::: Dataset :::

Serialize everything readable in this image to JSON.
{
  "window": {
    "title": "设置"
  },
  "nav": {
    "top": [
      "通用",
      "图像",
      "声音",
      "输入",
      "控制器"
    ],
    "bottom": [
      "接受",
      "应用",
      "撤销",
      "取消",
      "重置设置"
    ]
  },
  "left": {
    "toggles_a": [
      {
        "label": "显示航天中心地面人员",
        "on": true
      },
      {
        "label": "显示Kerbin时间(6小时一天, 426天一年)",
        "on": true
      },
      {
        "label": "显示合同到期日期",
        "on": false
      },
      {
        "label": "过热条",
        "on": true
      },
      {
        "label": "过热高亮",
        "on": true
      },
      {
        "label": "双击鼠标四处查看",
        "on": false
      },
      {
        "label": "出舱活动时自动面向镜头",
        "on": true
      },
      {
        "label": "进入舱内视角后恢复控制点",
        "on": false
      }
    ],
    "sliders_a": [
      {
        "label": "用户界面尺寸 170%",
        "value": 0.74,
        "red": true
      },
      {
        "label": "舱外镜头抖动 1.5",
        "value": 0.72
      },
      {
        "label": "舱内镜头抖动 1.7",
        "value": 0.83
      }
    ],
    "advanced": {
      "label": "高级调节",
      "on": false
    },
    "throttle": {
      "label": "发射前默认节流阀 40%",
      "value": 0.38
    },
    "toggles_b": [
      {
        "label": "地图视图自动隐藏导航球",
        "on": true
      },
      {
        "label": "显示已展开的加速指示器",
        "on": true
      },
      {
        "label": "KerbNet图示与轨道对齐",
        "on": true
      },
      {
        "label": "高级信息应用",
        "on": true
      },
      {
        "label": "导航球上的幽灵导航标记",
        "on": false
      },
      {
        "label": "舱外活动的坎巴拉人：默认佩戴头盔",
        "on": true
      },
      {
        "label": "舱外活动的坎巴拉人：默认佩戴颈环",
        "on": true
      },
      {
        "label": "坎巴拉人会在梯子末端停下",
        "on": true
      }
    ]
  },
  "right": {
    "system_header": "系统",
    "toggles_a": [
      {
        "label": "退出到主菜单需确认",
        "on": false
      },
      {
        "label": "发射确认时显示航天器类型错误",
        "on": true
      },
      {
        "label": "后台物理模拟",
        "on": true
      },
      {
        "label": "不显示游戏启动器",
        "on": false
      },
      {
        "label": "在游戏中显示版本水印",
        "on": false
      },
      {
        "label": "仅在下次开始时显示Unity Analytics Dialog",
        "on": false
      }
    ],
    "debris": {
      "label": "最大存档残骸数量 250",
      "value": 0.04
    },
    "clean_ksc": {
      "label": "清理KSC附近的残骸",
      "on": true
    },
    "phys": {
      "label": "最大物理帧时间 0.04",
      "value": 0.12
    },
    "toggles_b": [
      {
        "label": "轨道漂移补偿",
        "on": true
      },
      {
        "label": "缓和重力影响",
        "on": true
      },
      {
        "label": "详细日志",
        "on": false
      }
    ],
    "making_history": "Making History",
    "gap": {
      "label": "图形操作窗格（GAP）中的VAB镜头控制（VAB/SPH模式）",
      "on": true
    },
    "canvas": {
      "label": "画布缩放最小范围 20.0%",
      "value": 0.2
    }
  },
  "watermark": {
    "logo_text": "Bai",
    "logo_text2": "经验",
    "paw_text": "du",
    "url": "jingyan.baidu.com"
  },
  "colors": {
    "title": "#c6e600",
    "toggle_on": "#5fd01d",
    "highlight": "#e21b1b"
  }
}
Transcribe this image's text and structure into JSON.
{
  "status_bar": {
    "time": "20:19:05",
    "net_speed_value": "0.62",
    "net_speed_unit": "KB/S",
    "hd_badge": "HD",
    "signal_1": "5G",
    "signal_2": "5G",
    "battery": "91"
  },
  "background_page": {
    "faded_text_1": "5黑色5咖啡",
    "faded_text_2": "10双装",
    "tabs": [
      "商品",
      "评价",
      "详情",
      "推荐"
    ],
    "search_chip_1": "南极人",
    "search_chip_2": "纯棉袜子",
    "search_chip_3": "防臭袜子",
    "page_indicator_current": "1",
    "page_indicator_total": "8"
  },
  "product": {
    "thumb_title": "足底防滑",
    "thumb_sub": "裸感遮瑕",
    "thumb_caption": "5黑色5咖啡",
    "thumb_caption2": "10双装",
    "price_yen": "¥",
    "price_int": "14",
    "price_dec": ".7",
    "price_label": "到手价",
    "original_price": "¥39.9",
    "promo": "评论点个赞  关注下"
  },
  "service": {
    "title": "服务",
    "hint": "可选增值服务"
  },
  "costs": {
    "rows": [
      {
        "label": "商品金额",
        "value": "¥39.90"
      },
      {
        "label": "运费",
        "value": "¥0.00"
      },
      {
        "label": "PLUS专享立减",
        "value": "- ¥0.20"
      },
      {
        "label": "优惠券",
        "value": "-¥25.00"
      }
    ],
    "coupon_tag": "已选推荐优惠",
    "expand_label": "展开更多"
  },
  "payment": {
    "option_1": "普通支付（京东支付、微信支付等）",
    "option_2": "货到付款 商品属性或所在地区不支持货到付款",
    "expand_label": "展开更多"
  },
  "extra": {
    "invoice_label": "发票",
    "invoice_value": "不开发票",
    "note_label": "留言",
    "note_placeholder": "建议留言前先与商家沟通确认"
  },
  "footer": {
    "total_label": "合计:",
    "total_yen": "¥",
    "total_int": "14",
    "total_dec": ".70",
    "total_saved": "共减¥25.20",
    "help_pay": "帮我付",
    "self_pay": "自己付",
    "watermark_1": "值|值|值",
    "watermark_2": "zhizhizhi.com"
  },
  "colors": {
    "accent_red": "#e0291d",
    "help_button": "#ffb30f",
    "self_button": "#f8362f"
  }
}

:::

## Task prompt
Return the full listing, character for character.

## Exercise result
Serialize everything readable in this image to JSON.
{
  "window": {
    "title": "设置"
  },
  "nav": {
    "top": [
      "通用",
      "图像",
      "声音",
      "输入",
      "控制器"
    ],
    "bottom": [
      "接受",
      "应用",
      "撤销",
      "取消",
      "重置设置"
    ]
  },
  "left": {
    "toggles_a": [
      {
        "label": "显示航天中心地面人员",
        "on": true
      },
      {
        "label": "显示Kerbin时间(6小时一天, 426天一年)",
        "on": true
      },
      {
        "label": "显示合同到期日期",
        "on": false
      },
      {
        "label": "过热条",
        "on": true
      },
      {
        "label": "过热高亮",
        "on": true
      },
      {
        "label": "双击鼠标四处查看",
        "on": false
      },
      {
        "label": "出舱活动时自动面向镜头",
        "on": true
      },
      {
        "label": "进入舱内视角后恢复控制点",
        "on": false
      }
    ],
    "sliders_a": [
      {
        "label": "用户界面尺寸 170%",
        "value": 0.74,
        "red": true
      },
      {
        "label": "舱外镜头抖动 1.5",
        "value": 0.72
      },
      {
        "label": "舱内镜头抖动 1.7",
        "value": 0.83
      }
    ],
    "advanced": {
      "label": "高级调节",
      "on": false
    },
    "throttle": {
      "label": "发射前默认节流阀 40%",
      "value": 0.38
    },
    "toggles_b": [
      {
        "label": "地图视图自动隐藏导航球",
        "on": true
      },
      {
        "label": "显示已展开的加速指示器",
        "on": true
      },
      {
        "label": "KerbNet图示与轨道对齐",
        "on": true
      },
      {
        "label": "高级信息应用",
        "on": true
      },
      {
        "label": "导航球上的幽灵导航标记",
        "on": false
      },
      {
        "label": "舱外活动的坎巴拉人：默认佩戴头盔",
        "on": true
      },
      {
        "label": "舱外活动的坎巴拉人：默认佩戴颈环",
        "on": true
      },
      {
        "label": "坎巴拉人会在梯子末端停下",
        "on": true
      }
    ]
  },
  "right": {
    "system_header": "系统",
    "toggles_a": [
      {
        "label": "退出到主菜单需确认",
        "on": false
      },
      {
        "label": "发射确认时显示航天器类型错误",
        "on": true
      },
      {
        "label": "后台物理模拟",
        "on": true
      },
      {
        "label": "不显示游戏启动器",
        "on": false
      },
      {
        "label": "在游戏中显示版本水印",
        "on": false
      },
      {
        "label": "仅在下次开始时显示Unity Analytics Dialog",
        "on": false
      }
    ],
    "debris": {
      "label": "最大存档残骸数量 250",
      "value": 0.04
    },
    "clean_ksc": {
      "label": "清理KSC附近的残骸",
      "on": true
    },
    "phys": {
      "label": "最大物理帧时间 0.04",
      "value": 0.12
    },
    "toggles_b": [
      {
        "label": "轨道漂移补偿",
        "on": true
      },
      {
        "label": "缓和重力影响",
        "on": true
      },
      {
        "label": "详细日志",
        "on": false
      }
    ],
    "making_history": "Making History",
    "gap": {
      "label": "图形操作窗格（GAP）中的VAB镜头控制（VAB/SPH模式）",
      "on": true
    },
    "canvas": {
      "label": "画布缩放最小范围 20.0%",
      "value": 0.2
    }
  },
  "watermark": {
    "logo_text": "Bai",
    "logo_text2": "经验",
    "paw_text": "du",
    "url": "jingyan.baidu.com"
  },
  "colors": {
    "title": "#c6e600",
    "toggle_on": "#5fd01d",
    "highlight": "#e21b1b"
  }
}
Transcribe this image's text and structure into JSON.
{
  "status_bar": {
    "time": "20:19:05",
    "net_speed_value": "0.62",
    "net_speed_unit": "KB/S",
    "hd_badge": "HD",
    "signal_1": "5G",
    "signal_2": "5G",
    "battery": "91"
  },
  "background_page": {
    "faded_text_1": "5黑色5咖啡",
    "faded_text_2": "10双装",
    "tabs": [
      "商品",
      "评价",
      "详情",
      "推荐"
    ],
    "search_chip_1": "南极人",
    "search_chip_2": "纯棉袜子",
    "search_chip_3": "防臭袜子",
    "page_indicator_current": "1",
    "page_indicator_total": "8"
  },
  "product": {
    "thumb_title": "足底防滑",
    "thumb_sub": "裸感遮瑕",
    "thumb_caption": "5黑色5咖啡",
    "thumb_caption2": "10双装",
    "price_yen": "¥",
    "price_int": "14",
    "price_dec": ".7",
    "price_label": "到手价",
    "original_price": "¥39.9",
    "promo": "评论点个赞  关注下"
  },
  "service": {
    "title": "服务",
    "hint": "可选增值服务"
  },
  "costs": {
    "rows": [
      {
        "label": "商品金额",
        "value": "¥39.90"
      },
      {
        "label": "运费",
        "value": "¥0.00"
      },
      {
        "label": "PLUS专享立减",
        "value": "- ¥0.20"
      },
      {
        "label": "优惠券",
        "value": "-¥25.00"
      }
    ],
    "coupon_tag": "已选推荐优惠",
    "expand_label": "展开更多"
  },
  "payment": {
    "option_1": "普通支付（京东支付、微信支付等）",
    "option_2": "货到付款 商品属性或所在地区不支持货到付款",
    "expand_label": "展开更多"
  },
  "extra": {
    "invoice_label": "发票",
    "invoice_value": "不开发票",
    "note_label": "留言",
    "note_placeholder": "建议留言前先与商家沟通确认"
  },
  "footer": {
    "total_label": "合计:",
    "total_yen": "¥",
    "total_int": "14",
    "total_dec": ".70",
    "total_saved": "共减¥25.20",
    "help_pay": "帮我付",
    "self_pay": "自己付",
    "watermark_1": "值|值|值",
    "watermark_2": "zhizhizhi.com"
  },
  "colors": {
    "accent_red": "#e0291d",
    "help_button": "#ffb30f",
    "self_button": "#f8362f"
  }
}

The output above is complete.